**Work to be completed**
From the records below, pull each line that has "Output".

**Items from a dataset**
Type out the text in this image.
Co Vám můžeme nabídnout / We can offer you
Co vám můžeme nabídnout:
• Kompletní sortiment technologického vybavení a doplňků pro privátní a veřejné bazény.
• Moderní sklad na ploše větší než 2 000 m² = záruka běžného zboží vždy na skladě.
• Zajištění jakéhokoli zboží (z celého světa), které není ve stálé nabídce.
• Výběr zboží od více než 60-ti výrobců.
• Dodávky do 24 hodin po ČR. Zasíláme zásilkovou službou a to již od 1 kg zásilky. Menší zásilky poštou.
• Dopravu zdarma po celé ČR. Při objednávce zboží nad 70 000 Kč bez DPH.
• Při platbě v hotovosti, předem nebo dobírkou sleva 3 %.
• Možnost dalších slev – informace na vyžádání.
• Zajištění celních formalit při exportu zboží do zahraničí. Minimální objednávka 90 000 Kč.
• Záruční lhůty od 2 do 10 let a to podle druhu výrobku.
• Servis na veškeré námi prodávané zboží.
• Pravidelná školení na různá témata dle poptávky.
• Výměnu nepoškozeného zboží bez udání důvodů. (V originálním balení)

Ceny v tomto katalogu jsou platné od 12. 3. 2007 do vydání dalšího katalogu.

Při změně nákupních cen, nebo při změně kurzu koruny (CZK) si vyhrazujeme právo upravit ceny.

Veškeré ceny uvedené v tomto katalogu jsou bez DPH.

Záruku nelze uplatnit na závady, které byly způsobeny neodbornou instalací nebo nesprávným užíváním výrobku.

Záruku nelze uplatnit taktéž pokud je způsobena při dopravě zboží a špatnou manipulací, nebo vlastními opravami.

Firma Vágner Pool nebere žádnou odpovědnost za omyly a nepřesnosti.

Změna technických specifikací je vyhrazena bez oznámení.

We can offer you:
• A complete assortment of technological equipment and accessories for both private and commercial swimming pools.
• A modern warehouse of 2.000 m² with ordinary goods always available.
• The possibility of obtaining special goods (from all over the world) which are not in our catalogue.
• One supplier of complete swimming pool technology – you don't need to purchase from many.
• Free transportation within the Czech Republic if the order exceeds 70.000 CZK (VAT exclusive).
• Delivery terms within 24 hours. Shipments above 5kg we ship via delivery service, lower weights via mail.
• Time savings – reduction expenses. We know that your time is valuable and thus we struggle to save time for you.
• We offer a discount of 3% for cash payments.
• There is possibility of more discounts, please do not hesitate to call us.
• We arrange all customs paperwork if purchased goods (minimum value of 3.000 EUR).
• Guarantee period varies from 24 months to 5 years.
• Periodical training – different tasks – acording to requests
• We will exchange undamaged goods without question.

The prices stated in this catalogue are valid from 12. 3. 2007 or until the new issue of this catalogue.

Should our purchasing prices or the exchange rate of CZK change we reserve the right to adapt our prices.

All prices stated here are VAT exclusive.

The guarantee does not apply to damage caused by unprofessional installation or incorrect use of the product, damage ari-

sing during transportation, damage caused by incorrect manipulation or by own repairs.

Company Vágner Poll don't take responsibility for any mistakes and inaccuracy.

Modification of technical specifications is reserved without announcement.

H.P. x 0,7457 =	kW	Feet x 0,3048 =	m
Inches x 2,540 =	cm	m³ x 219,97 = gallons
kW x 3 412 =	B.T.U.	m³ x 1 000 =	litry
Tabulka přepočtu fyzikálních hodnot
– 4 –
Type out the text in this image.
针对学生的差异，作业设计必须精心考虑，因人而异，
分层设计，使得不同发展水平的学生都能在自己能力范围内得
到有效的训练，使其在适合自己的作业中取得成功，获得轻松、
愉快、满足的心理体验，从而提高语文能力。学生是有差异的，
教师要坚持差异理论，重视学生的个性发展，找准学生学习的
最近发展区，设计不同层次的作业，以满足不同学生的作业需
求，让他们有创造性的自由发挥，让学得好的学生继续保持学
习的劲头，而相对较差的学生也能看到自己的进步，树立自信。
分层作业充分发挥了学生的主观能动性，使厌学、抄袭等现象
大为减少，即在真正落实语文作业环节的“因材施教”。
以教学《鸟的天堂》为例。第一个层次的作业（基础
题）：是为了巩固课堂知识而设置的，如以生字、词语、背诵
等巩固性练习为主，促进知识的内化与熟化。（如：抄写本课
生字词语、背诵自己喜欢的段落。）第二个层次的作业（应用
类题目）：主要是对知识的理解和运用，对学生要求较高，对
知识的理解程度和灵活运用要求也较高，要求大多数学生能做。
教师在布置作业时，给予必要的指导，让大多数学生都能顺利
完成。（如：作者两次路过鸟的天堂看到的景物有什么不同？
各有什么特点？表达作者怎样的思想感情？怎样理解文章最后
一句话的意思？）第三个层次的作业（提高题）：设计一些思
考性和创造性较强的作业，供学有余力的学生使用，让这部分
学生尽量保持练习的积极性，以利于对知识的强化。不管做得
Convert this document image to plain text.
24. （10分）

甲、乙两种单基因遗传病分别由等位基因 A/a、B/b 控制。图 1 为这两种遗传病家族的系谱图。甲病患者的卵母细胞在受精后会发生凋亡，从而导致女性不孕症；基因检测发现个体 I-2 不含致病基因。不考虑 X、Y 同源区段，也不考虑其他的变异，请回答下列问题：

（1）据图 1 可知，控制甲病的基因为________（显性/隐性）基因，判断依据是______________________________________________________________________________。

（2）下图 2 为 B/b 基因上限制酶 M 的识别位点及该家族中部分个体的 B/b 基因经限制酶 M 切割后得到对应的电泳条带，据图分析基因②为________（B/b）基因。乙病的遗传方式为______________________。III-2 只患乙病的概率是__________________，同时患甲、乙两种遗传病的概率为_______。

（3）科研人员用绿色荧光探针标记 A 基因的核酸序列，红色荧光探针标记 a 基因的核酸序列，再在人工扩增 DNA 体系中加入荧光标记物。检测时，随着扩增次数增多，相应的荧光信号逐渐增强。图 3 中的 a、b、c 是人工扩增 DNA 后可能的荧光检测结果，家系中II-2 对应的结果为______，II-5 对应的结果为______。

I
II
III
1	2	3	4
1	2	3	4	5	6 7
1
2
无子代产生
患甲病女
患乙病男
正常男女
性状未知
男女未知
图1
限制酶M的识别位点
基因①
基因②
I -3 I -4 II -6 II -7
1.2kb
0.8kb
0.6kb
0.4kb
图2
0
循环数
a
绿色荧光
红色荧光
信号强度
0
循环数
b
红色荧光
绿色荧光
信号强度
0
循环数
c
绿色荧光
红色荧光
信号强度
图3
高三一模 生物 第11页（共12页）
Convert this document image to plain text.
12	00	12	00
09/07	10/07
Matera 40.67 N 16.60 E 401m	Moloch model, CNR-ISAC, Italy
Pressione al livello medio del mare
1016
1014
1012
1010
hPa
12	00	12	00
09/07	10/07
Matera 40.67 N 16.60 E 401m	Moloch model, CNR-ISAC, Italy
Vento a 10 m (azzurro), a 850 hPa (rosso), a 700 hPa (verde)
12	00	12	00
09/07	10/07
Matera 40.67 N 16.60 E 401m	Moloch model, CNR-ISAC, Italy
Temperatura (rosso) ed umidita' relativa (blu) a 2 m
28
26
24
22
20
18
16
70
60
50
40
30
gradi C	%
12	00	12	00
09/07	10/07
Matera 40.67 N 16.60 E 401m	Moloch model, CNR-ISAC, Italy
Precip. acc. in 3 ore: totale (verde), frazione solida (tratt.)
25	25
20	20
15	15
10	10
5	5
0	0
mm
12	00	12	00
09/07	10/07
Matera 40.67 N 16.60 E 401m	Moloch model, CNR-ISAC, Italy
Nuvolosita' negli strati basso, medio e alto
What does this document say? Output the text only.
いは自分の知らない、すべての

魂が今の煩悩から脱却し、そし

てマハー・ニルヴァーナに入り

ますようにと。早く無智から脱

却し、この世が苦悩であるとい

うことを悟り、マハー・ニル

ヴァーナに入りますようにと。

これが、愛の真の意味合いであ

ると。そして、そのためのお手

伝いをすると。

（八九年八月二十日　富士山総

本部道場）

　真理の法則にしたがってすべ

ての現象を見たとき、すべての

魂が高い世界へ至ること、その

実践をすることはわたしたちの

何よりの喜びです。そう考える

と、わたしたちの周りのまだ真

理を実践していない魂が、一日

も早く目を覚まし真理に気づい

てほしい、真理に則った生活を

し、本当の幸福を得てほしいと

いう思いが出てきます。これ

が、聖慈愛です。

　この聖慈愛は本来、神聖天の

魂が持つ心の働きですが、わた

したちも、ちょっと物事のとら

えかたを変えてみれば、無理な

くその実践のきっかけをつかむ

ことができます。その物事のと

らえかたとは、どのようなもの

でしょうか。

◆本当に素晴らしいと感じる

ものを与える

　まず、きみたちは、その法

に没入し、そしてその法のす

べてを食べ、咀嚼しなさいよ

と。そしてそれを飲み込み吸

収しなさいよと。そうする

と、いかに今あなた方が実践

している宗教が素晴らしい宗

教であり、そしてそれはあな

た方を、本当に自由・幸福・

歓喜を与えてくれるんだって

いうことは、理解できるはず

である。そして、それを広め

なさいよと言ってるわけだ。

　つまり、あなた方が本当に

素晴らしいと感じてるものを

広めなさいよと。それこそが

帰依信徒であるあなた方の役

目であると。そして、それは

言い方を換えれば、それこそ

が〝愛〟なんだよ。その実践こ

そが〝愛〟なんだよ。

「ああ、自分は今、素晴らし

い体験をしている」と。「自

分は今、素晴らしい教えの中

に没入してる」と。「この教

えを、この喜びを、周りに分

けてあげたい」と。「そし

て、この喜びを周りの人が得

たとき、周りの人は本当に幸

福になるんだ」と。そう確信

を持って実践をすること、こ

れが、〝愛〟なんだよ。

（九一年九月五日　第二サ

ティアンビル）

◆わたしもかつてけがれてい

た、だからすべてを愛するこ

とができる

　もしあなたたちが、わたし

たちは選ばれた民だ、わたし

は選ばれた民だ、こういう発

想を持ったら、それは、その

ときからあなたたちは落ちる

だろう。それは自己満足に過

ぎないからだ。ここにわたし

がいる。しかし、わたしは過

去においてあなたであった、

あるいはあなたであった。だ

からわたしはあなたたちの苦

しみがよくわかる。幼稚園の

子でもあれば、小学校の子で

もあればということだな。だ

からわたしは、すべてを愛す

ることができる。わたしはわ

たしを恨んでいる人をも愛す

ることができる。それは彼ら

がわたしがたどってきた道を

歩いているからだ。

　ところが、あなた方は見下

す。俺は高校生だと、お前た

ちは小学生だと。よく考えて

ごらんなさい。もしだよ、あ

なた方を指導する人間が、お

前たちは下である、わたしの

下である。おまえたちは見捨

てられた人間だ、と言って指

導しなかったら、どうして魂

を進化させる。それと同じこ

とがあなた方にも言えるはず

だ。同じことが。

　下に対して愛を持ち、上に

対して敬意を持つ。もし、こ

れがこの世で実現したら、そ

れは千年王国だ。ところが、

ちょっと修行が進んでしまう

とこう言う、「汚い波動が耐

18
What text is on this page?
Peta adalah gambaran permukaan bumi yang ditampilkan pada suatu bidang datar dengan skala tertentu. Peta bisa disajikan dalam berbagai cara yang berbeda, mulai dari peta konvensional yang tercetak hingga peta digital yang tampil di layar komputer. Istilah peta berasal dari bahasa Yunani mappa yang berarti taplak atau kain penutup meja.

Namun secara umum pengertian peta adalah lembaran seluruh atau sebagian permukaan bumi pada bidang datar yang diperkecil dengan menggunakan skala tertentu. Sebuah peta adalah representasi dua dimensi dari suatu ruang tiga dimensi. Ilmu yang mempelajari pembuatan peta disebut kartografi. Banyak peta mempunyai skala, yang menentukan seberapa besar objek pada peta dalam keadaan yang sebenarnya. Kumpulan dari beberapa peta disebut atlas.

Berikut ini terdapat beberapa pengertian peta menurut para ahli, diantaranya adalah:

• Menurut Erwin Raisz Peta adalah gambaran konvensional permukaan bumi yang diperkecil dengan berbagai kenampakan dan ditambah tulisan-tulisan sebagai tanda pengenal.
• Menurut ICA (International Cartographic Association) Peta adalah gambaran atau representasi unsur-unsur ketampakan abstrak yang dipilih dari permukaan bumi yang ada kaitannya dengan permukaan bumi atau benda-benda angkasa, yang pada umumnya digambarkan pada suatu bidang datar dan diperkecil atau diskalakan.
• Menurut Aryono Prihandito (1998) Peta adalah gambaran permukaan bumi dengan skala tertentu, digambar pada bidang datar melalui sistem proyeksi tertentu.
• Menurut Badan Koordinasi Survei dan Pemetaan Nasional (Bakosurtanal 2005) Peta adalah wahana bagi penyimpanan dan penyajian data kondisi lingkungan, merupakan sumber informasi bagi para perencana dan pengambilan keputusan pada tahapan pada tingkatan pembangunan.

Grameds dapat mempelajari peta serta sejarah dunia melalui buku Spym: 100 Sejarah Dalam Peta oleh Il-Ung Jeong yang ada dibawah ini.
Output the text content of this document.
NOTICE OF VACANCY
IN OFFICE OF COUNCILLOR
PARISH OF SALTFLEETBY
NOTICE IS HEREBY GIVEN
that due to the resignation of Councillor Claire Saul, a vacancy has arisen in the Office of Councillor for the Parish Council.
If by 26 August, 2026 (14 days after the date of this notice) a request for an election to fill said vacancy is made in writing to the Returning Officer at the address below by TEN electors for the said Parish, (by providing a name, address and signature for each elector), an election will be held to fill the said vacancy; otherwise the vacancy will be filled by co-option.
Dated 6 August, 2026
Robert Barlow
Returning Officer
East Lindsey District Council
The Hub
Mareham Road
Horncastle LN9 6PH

**Response to the exercise**
What does this document say? Output the text only.
Output the text content of this document.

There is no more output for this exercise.